_Description of the task_
Return the records that follow, matching each one exactly.
Begin Entries shown
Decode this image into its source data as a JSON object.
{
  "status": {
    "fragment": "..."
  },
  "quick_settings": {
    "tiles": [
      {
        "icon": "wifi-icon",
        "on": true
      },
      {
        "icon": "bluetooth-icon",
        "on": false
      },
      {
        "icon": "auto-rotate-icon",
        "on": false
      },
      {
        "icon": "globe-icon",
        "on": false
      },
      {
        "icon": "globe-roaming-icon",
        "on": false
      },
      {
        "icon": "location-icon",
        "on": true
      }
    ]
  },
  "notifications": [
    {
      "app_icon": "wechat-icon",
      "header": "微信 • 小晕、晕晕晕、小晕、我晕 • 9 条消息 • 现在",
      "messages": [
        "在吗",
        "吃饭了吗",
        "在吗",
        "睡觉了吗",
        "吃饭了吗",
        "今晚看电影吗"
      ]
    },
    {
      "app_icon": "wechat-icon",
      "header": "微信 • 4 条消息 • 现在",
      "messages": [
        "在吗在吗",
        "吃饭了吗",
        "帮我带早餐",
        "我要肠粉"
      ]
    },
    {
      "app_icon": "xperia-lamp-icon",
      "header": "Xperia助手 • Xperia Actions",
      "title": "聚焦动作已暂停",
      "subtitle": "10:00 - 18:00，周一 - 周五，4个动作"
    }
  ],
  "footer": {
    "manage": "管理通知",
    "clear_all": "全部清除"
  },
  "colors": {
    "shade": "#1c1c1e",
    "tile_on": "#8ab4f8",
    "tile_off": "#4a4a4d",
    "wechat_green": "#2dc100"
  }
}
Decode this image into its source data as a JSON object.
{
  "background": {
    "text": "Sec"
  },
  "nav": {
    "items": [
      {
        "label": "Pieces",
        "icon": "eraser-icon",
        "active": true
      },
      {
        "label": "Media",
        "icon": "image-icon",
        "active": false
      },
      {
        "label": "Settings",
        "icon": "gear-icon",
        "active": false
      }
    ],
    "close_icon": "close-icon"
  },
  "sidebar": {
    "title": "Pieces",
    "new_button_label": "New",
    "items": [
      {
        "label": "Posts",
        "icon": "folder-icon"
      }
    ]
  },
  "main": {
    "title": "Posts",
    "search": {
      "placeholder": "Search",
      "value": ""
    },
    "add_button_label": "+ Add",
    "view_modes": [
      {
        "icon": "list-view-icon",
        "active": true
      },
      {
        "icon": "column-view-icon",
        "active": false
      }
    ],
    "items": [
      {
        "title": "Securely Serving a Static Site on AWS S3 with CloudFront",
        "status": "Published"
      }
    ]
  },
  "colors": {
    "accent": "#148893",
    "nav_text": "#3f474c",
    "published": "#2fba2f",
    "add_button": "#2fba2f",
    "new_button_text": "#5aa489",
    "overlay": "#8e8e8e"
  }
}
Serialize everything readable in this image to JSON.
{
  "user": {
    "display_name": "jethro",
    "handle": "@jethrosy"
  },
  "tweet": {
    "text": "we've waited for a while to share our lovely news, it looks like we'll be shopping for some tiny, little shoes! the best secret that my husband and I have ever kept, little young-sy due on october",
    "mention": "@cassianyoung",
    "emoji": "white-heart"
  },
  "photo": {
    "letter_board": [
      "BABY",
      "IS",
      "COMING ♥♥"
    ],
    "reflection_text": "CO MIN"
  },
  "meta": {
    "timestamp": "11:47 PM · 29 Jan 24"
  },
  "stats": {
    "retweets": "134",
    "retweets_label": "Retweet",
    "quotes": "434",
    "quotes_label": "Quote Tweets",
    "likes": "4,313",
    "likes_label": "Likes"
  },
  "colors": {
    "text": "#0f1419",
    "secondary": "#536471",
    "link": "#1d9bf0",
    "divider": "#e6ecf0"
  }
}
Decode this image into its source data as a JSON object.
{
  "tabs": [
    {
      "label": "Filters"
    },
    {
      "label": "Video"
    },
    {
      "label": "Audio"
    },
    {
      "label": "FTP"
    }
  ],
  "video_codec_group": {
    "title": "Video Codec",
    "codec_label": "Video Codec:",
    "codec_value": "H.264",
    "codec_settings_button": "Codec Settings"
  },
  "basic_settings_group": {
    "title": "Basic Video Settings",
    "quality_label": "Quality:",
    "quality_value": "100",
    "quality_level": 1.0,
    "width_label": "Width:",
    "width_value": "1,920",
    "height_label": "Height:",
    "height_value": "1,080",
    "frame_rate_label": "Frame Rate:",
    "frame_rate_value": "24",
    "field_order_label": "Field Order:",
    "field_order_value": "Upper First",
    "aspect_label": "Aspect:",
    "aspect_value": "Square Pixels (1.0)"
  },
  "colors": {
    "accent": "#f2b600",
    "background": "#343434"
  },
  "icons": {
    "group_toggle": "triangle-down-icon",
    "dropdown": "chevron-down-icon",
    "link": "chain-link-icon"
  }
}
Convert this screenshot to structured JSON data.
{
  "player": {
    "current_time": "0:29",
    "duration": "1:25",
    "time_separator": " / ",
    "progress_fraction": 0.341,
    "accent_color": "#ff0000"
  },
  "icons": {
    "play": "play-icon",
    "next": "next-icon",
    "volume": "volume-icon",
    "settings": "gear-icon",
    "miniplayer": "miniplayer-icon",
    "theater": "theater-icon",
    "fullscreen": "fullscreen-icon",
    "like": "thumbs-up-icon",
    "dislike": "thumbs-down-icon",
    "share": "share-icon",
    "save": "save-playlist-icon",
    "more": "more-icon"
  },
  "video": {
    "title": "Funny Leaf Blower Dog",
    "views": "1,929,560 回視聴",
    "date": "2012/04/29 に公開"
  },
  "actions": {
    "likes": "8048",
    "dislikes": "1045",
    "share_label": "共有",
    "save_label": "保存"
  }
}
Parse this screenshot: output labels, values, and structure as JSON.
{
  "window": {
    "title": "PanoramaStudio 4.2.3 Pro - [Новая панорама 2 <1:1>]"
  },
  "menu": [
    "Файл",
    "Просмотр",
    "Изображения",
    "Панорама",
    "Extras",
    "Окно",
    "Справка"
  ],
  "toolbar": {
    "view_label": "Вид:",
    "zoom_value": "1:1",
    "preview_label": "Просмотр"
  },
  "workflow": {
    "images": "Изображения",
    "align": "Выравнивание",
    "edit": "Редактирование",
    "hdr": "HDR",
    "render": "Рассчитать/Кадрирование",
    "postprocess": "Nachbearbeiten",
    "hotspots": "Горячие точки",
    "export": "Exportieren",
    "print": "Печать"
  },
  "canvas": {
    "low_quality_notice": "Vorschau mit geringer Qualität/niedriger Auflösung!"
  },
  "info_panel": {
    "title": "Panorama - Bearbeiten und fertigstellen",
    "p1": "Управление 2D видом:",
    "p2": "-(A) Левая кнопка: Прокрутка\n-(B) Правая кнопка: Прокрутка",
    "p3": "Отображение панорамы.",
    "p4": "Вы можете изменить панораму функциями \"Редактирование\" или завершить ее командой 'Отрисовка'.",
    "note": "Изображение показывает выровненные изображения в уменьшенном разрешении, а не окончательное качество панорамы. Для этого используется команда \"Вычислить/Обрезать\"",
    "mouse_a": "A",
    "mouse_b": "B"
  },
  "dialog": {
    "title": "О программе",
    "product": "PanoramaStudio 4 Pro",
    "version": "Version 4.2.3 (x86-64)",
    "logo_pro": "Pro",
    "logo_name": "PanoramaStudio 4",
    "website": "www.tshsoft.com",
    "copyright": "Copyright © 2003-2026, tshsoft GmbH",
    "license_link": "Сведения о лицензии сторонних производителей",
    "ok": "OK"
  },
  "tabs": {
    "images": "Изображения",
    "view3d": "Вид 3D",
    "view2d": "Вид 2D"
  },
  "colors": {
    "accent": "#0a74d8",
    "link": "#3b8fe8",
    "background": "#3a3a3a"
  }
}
End Entries shown
_Answer in full_
Decode this image into its source data as a JSON object.
{
  "status": {
    "fragment": "..."
  },
  "quick_settings": {
    "tiles": [
      {
        "icon": "wifi-icon",
        "on": true
      },
      {
        "icon": "bluetooth-icon",
        "on": false
      },
      {
        "icon": "auto-rotate-icon",
        "on": false
      },
      {
        "icon": "globe-icon",
        "on": false
      },
      {
        "icon": "globe-roaming-icon",
        "on": false
      },
      {
        "icon": "location-icon",
        "on": true
      }
    ]
  },
  "notifications": [
    {
      "app_icon": "wechat-icon",
      "header": "微信 • 小晕、晕晕晕、小晕、我晕 • 9 条消息 • 现在",
      "messages": [
        "在吗",
        "吃饭了吗",
        "在吗",
        "睡觉了吗",
        "吃饭了吗",
        "今晚看电影吗"
      ]
    },
    {
      "app_icon": "wechat-icon",
      "header": "微信 • 4 条消息 • 现在",
      "messages": [
        "在吗在吗",
        "吃饭了吗",
        "帮我带早餐",
        "我要肠粉"
      ]
    },
    {
      "app_icon": "xperia-lamp-icon",
      "header": "Xperia助手 • Xperia Actions",
      "title": "聚焦动作已暂停",
      "subtitle": "10:00 - 18:00，周一 - 周五，4个动作"
    }
  ],
  "footer": {
    "manage": "管理通知",
    "clear_all": "全部清除"
  },
  "colors": {
    "shade": "#1c1c1e",
    "tile_on": "#8ab4f8",
    "tile_off": "#4a4a4d",
    "wechat_green": "#2dc100"
  }
}
Decode this image into its source data as a JSON object.
{
  "background": {
    "text": "Sec"
  },
  "nav": {
    "items": [
      {
        "label": "Pieces",
        "icon": "eraser-icon",
        "active": true
      },
      {
        "label": "Media",
        "icon": "image-icon",
        "active": false
      },
      {
        "label": "Settings",
        "icon": "gear-icon",
        "active": false
      }
    ],
    "close_icon": "close-icon"
  },
  "sidebar": {
    "title": "Pieces",
    "new_button_label": "New",
    "items": [
      {
        "label": "Posts",
        "icon": "folder-icon"
      }
    ]
  },
  "main": {
    "title": "Posts",
    "search": {
      "placeholder": "Search",
      "value": ""
    },
    "add_button_label": "+ Add",
    "view_modes": [
      {
        "icon": "list-view-icon",
        "active": true
      },
      {
        "icon": "column-view-icon",
        "active": false
      }
    ],
    "items": [
      {
        "title": "Securely Serving a Static Site on AWS S3 with CloudFront",
        "status": "Published"
      }
    ]
  },
  "colors": {
    "accent": "#148893",
    "nav_text": "#3f474c",
    "published": "#2fba2f",
    "add_button": "#2fba2f",
    "new_button_text": "#5aa489",
    "overlay": "#8e8e8e"
  }
}
Serialize everything readable in this image to JSON.
{
  "user": {
    "display_name": "jethro",
    "handle": "@jethrosy"
  },
  "tweet": {
    "text": "we've waited for a while to share our lovely news, it looks like we'll be shopping for some tiny, little shoes! the best secret that my husband and I have ever kept, little young-sy due on october",
    "mention": "@cassianyoung",
    "emoji": "white-heart"
  },
  "photo": {
    "letter_board": [
      "BABY",
      "IS",
      "COMING ♥♥"
    ],
    "reflection_text": "CO MIN"
  },
  "meta": {
    "timestamp": "11:47 PM · 29 Jan 24"
  },
  "stats": {
    "retweets": "134",
    "retweets_label": "Retweet",
    "quotes": "434",
    "quotes_label": "Quote Tweets",
    "likes": "4,313",
    "likes_label": "Likes"
  },
  "colors": {
    "text": "#0f1419",
    "secondary": "#536471",
    "link": "#1d9bf0",
    "divider": "#e6ecf0"
  }
}
Decode this image into its source data as a JSON object.
{
  "tabs": [
    {
      "label": "Filters"
    },
    {
      "label": "Video"
    },
    {
      "label": "Audio"
    },
    {
      "label": "FTP"
    }
  ],
  "video_codec_group": {
    "title": "Video Codec",
    "codec_label": "Video Codec:",
    "codec_value": "H.264",
    "codec_settings_button": "Codec Settings"
  },
  "basic_settings_group": {
    "title": "Basic Video Settings",
    "quality_label": "Quality:",
    "quality_value": "100",
    "quality_level": 1.0,
    "width_label": "Width:",
    "width_value": "1,920",
    "height_label": "Height:",
    "height_value": "1,080",
    "frame_rate_label": "Frame Rate:",
    "frame_rate_value": "24",
    "field_order_label": "Field Order:",
    "field_order_value": "Upper First",
    "aspect_label": "Aspect:",
    "aspect_value": "Square Pixels (1.0)"
  },
  "colors": {
    "accent": "#f2b600",
    "background": "#343434"
  },
  "icons": {
    "group_toggle": "triangle-down-icon",
    "dropdown": "chevron-down-icon",
    "link": "chain-link-icon"
  }
}
Convert this screenshot to structured JSON data.
{
  "player": {
    "current_time": "0:29",
    "duration": "1:25",
    "time_separator": " / ",
    "progress_fraction": 0.341,
    "accent_color": "#ff0000"
  },
  "icons": {
    "play": "play-icon",
    "next": "next-icon",
    "volume": "volume-icon",
    "settings": "gear-icon",
    "miniplayer": "miniplayer-icon",
    "theater": "theater-icon",
    "fullscreen": "fullscreen-icon",
    "like": "thumbs-up-icon",
    "dislike": "thumbs-down-icon",
    "share": "share-icon",
    "save": "save-playlist-icon",
    "more": "more-icon"
  },
  "video": {
    "title": "Funny Leaf Blower Dog",
    "views": "1,929,560 回視聴",
    "date": "2012/04/29 に公開"
  },
  "actions": {
    "likes": "8048",
    "dislikes": "1045",
    "share_label": "共有",
    "save_label": "保存"
  }
}
Parse this screenshot: output labels, values, and structure as JSON.
{
  "window": {
    "title": "PanoramaStudio 4.2.3 Pro - [Новая панорама 2 <1:1>]"
  },
  "menu": [
    "Файл",
    "Просмотр",
    "Изображения",
    "Панорама",
    "Extras",
    "Окно",
    "Справка"
  ],
  "toolbar": {
    "view_label": "Вид:",
    "zoom_value": "1:1",
    "preview_label": "Просмотр"
  },
  "workflow": {
    "images": "Изображения",
    "align": "Выравнивание",
    "edit": "Редактирование",
    "hdr": "HDR",
    "render": "Рассчитать/Кадрирование",
    "postprocess": "Nachbearbeiten",
    "hotspots": "Горячие точки",
    "export": "Exportieren",
    "print": "Печать"
  },
  "canvas": {
    "low_quality_notice": "Vorschau mit geringer Qualität/niedriger Auflösung!"
  },
  "info_panel": {
    "title": "Panorama - Bearbeiten und fertigstellen",
    "p1": "Управление 2D видом:",
    "p2": "-(A) Левая кнопка: Прокрутка\n-(B) Правая кнопка: Прокрутка",
    "p3": "Отображение панорамы.",
    "p4": "Вы можете изменить панораму функциями \"Редактирование\" или завершить ее командой 'Отрисовка'.",
    "note": "Изображение показывает выровненные изображения в уменьшенном разрешении, а не окончательное качество панорамы. Для этого используется команда \"Вычислить/Обрезать\"",
    "mouse_a": "A",
    "mouse_b": "B"
  },
  "dialog": {
    "title": "О программе",
    "product": "PanoramaStudio 4 Pro",
    "version": "Version 4.2.3 (x86-64)",
    "logo_pro": "Pro",
    "logo_name": "PanoramaStudio 4",
    "website": "www.tshsoft.com",
    "copyright": "Copyright © 2003-2026, tshsoft GmbH",
    "license_link": "Сведения о лицензии сторонних производителей",
    "ok": "OK"
  },
  "tabs": {
    "images": "Изображения",
    "view3d": "Вид 3D",
    "view2d": "Вид 2D"
  },
  "colors": {
    "accent": "#0a74d8",
    "link": "#3b8fe8",
    "background": "#3a3a3a"
  }
}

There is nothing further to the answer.